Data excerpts
• • •

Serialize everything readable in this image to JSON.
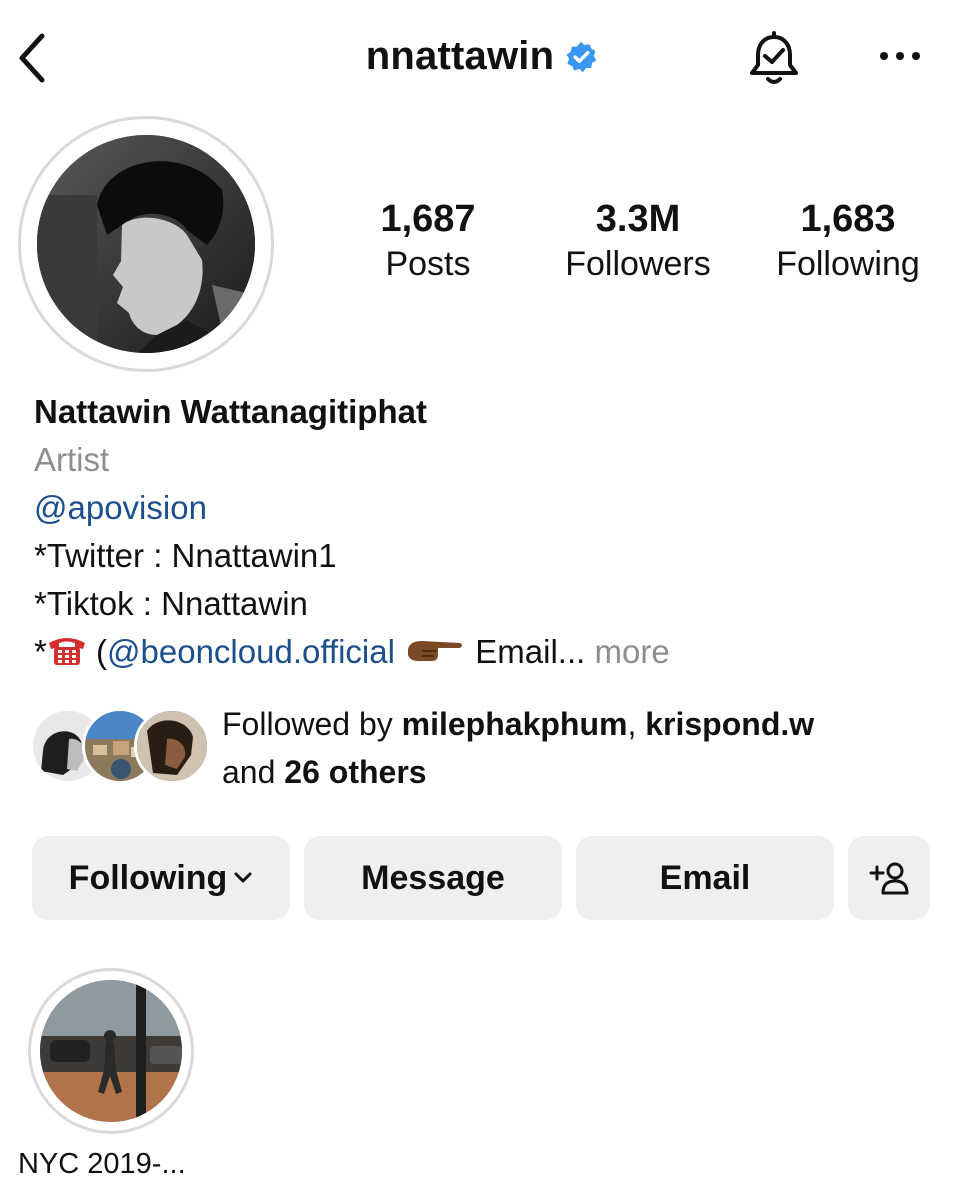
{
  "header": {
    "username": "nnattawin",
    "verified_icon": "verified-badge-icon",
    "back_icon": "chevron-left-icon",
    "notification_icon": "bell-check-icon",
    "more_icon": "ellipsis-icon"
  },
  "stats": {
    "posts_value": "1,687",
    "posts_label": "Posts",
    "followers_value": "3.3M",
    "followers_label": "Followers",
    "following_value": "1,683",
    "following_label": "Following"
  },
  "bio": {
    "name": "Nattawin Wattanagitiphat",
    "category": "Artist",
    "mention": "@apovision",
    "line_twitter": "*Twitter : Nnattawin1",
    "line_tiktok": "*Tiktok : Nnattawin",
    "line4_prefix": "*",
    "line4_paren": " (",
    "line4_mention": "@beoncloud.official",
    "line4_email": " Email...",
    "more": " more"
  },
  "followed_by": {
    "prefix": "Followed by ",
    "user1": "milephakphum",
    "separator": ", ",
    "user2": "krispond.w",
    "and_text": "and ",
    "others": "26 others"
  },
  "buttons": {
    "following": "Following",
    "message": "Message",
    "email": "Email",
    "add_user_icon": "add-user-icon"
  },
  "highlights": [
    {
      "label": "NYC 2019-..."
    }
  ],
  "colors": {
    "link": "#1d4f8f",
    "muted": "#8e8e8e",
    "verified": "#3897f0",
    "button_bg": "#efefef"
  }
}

• • •

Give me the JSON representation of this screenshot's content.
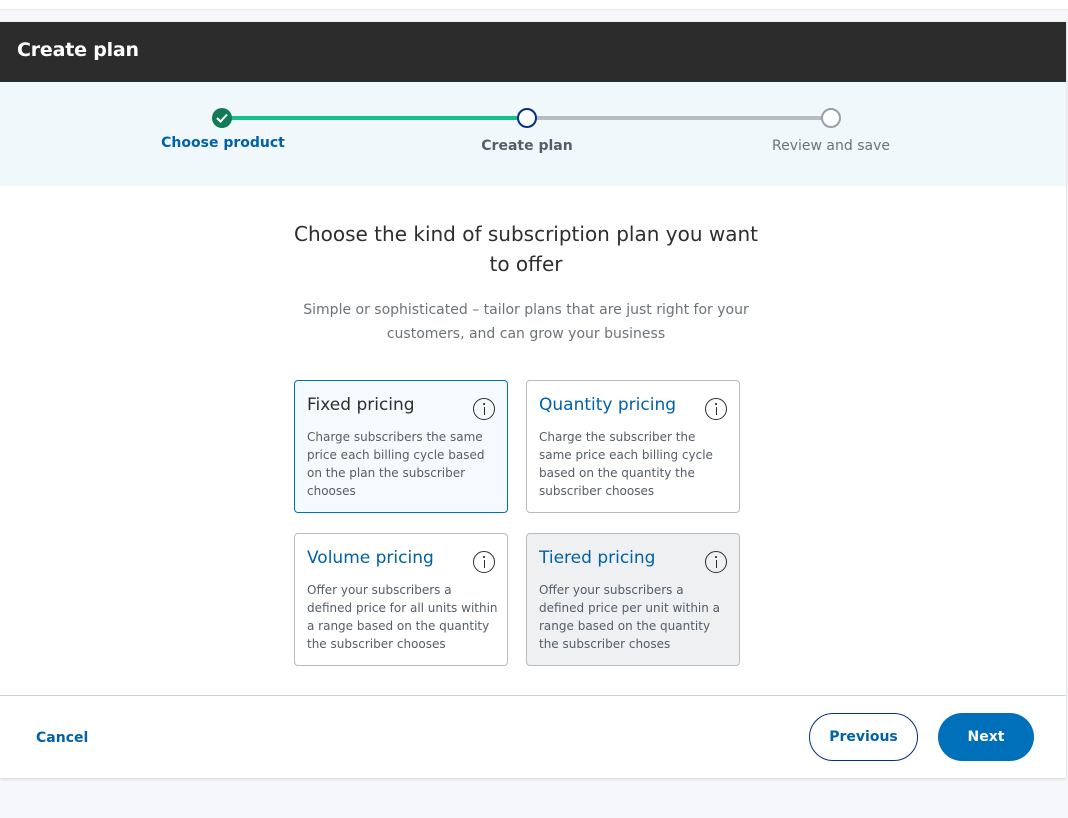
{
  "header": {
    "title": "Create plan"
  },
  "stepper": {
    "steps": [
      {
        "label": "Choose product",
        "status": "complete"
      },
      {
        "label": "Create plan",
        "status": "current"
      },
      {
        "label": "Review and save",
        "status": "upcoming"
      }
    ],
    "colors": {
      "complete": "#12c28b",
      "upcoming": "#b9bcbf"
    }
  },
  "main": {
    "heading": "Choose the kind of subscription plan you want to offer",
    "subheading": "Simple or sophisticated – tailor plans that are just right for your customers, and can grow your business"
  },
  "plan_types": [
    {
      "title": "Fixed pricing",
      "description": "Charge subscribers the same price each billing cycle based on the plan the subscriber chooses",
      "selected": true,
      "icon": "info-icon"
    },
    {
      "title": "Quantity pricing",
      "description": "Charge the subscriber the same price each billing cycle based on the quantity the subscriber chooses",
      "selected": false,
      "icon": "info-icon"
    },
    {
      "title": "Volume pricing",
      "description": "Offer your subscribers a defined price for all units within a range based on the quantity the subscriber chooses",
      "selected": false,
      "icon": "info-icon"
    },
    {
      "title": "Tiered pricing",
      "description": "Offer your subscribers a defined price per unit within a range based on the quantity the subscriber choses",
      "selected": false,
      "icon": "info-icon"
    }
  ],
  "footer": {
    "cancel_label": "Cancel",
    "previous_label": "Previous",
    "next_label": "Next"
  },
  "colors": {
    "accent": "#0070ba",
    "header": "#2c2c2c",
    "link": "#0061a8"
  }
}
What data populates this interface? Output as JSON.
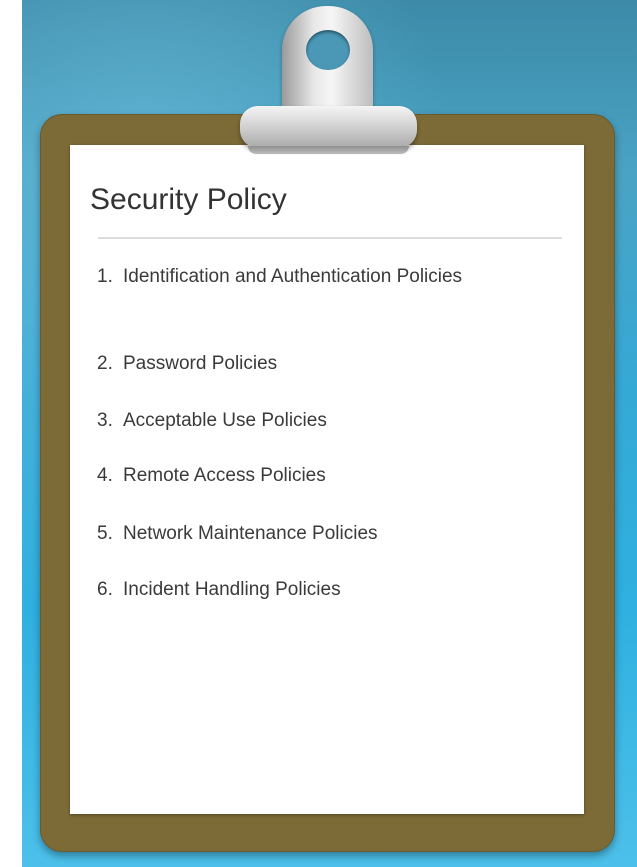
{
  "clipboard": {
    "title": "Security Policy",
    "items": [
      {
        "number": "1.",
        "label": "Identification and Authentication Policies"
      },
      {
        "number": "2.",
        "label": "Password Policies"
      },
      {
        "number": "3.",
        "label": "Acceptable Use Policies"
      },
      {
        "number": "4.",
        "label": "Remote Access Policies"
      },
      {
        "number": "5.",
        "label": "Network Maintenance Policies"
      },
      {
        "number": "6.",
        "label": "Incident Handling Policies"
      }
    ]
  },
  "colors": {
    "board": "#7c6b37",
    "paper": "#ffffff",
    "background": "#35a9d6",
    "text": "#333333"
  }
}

• • •

### [WHAT IS NEEDED]
List the lines of the material in which the word "same" occurs.

### [PROBLEM SOLUTION]
      "description": "Charge subscribers the same price each billing cycle based on the plan the subscriber chooses",
      "description": "Charge the subscriber the same price each billing cycle based on the quantity the subscriber chooses",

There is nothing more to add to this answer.